-- PROBLEM DETAILS --
Copy the records below exactly as they appear.

— start of ROWS —

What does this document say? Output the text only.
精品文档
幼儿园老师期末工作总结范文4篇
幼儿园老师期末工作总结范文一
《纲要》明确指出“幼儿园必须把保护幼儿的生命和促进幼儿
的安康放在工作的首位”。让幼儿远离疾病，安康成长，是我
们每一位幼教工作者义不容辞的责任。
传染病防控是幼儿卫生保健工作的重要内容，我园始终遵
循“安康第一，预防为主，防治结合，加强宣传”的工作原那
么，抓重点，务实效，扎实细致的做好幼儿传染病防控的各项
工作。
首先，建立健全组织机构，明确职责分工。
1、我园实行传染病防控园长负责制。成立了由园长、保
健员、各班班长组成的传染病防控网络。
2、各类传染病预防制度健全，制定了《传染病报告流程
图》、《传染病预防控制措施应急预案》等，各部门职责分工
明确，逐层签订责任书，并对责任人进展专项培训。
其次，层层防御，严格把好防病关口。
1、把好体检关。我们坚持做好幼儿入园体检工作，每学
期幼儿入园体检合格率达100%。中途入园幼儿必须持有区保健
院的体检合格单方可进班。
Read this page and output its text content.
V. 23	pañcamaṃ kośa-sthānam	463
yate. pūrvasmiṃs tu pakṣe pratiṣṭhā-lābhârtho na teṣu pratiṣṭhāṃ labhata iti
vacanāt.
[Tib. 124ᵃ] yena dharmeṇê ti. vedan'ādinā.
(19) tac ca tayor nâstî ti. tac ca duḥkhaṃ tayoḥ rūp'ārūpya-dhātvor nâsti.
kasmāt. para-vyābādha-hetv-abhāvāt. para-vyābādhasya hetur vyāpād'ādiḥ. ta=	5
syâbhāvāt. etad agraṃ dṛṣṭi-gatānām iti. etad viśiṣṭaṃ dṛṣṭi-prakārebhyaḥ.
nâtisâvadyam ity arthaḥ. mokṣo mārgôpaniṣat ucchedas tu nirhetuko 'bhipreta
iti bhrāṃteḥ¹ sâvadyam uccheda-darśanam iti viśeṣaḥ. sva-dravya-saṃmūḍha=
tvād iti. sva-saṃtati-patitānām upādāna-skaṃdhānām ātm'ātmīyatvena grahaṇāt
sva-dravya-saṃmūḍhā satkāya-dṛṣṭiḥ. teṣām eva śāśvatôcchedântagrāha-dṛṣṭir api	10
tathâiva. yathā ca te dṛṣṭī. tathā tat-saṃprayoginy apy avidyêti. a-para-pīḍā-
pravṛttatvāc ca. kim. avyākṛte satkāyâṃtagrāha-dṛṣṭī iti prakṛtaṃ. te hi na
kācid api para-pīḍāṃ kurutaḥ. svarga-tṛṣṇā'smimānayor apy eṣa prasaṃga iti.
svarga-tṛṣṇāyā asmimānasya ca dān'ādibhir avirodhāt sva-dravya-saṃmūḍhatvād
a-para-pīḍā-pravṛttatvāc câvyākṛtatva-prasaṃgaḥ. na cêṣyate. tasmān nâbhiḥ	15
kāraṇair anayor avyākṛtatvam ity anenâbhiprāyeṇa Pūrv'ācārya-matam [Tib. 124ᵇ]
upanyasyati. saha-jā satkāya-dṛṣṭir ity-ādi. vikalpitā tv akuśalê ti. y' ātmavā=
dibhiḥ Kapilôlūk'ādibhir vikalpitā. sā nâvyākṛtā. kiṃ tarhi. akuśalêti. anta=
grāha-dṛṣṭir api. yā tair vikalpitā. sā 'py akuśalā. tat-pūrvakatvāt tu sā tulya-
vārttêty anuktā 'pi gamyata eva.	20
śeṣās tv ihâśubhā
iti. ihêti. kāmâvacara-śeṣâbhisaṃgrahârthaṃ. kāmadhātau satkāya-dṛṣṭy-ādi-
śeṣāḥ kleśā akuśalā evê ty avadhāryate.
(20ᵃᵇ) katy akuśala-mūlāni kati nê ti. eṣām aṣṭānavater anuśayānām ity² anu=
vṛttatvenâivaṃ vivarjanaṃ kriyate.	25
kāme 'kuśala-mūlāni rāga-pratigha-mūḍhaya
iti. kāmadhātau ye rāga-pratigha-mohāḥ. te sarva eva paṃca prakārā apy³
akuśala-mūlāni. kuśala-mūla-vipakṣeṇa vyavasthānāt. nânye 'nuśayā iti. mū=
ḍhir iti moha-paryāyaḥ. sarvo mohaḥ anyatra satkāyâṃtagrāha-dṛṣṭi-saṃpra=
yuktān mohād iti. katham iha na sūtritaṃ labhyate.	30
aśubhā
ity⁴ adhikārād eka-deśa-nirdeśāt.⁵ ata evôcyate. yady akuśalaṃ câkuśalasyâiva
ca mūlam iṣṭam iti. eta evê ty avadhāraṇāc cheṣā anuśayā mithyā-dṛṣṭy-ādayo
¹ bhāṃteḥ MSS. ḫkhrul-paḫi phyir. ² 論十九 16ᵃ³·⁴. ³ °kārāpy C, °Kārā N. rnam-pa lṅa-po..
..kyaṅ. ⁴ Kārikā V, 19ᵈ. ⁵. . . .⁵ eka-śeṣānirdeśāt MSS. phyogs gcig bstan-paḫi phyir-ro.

— end of ROWS —

-- EXERCISE OUTPUT --
What does this document say? Output the text only.
精品文档
幼儿园老师期末工作总结范文4篇
幼儿园老师期末工作总结范文一
《纲要》明确指出“幼儿园必须把保护幼儿的生命和促进幼儿
的安康放在工作的首位”。让幼儿远离疾病，安康成长，是我
们每一位幼教工作者义不容辞的责任。
传染病防控是幼儿卫生保健工作的重要内容，我园始终遵
循“安康第一，预防为主，防治结合，加强宣传”的工作原那
么，抓重点，务实效，扎实细致的做好幼儿传染病防控的各项
工作。
首先，建立健全组织机构，明确职责分工。
1、我园实行传染病防控园长负责制。成立了由园长、保
健员、各班班长组成的传染病防控网络。
2、各类传染病预防制度健全，制定了《传染病报告流程
图》、《传染病预防控制措施应急预案》等，各部门职责分工
明确，逐层签订责任书，并对责任人进展专项培训。
其次，层层防御，严格把好防病关口。
1、把好体检关。我们坚持做好幼儿入园体检工作，每学
期幼儿入园体检合格率达100%。中途入园幼儿必须持有区保健
院的体检合格单方可进班。
Read this page and output its text content.
V. 23	pañcamaṃ kośa-sthānam	463
yate. pūrvasmiṃs tu pakṣe pratiṣṭhā-lābhârtho na teṣu pratiṣṭhāṃ labhata iti
vacanāt.
[Tib. 124ᵃ] yena dharmeṇê ti. vedan'ādinā.
(19) tac ca tayor nâstî ti. tac ca duḥkhaṃ tayoḥ rūp'ārūpya-dhātvor nâsti.
kasmāt. para-vyābādha-hetv-abhāvāt. para-vyābādhasya hetur vyāpād'ādiḥ. ta=	5
syâbhāvāt. etad agraṃ dṛṣṭi-gatānām iti. etad viśiṣṭaṃ dṛṣṭi-prakārebhyaḥ.
nâtisâvadyam ity arthaḥ. mokṣo mārgôpaniṣat ucchedas tu nirhetuko 'bhipreta
iti bhrāṃteḥ¹ sâvadyam uccheda-darśanam iti viśeṣaḥ. sva-dravya-saṃmūḍha=
tvād iti. sva-saṃtati-patitānām upādāna-skaṃdhānām ātm'ātmīyatvena grahaṇāt
sva-dravya-saṃmūḍhā satkāya-dṛṣṭiḥ. teṣām eva śāśvatôcchedântagrāha-dṛṣṭir api	10
tathâiva. yathā ca te dṛṣṭī. tathā tat-saṃprayoginy apy avidyêti. a-para-pīḍā-
pravṛttatvāc ca. kim. avyākṛte satkāyâṃtagrāha-dṛṣṭī iti prakṛtaṃ. te hi na
kācid api para-pīḍāṃ kurutaḥ. svarga-tṛṣṇā'smimānayor apy eṣa prasaṃga iti.
svarga-tṛṣṇāyā asmimānasya ca dān'ādibhir avirodhāt sva-dravya-saṃmūḍhatvād
a-para-pīḍā-pravṛttatvāc câvyākṛtatva-prasaṃgaḥ. na cêṣyate. tasmān nâbhiḥ	15
kāraṇair anayor avyākṛtatvam ity anenâbhiprāyeṇa Pūrv'ācārya-matam [Tib. 124ᵇ]
upanyasyati. saha-jā satkāya-dṛṣṭir ity-ādi. vikalpitā tv akuśalê ti. y' ātmavā=
dibhiḥ Kapilôlūk'ādibhir vikalpitā. sā nâvyākṛtā. kiṃ tarhi. akuśalêti. anta=
grāha-dṛṣṭir api. yā tair vikalpitā. sā 'py akuśalā. tat-pūrvakatvāt tu sā tulya-
vārttêty anuktā 'pi gamyata eva.	20
śeṣās tv ihâśubhā
iti. ihêti. kāmâvacara-śeṣâbhisaṃgrahârthaṃ. kāmadhātau satkāya-dṛṣṭy-ādi-
śeṣāḥ kleśā akuśalā evê ty avadhāryate.
(20ᵃᵇ) katy akuśala-mūlāni kati nê ti. eṣām aṣṭānavater anuśayānām ity² anu=
vṛttatvenâivaṃ vivarjanaṃ kriyate.	25
kāme 'kuśala-mūlāni rāga-pratigha-mūḍhaya
iti. kāmadhātau ye rāga-pratigha-mohāḥ. te sarva eva paṃca prakārā apy³
akuśala-mūlāni. kuśala-mūla-vipakṣeṇa vyavasthānāt. nânye 'nuśayā iti. mū=
ḍhir iti moha-paryāyaḥ. sarvo mohaḥ anyatra satkāyâṃtagrāha-dṛṣṭi-saṃpra=
yuktān mohād iti. katham iha na sūtritaṃ labhyate.	30
aśubhā
ity⁴ adhikārād eka-deśa-nirdeśāt.⁵ ata evôcyate. yady akuśalaṃ câkuśalasyâiva
ca mūlam iṣṭam iti. eta evê ty avadhāraṇāc cheṣā anuśayā mithyā-dṛṣṭy-ādayo
¹ bhāṃteḥ MSS. ḫkhrul-paḫi phyir. ² 論十九 16ᵃ³·⁴. ³ °kārāpy C, °Kārā N. rnam-pa lṅa-po..
..kyaṅ. ⁴ Kārikā V, 19ᵈ. ⁵. . . .⁵ eka-śeṣānirdeśāt MSS. phyogs gcig bstan-paḫi phyir-ro.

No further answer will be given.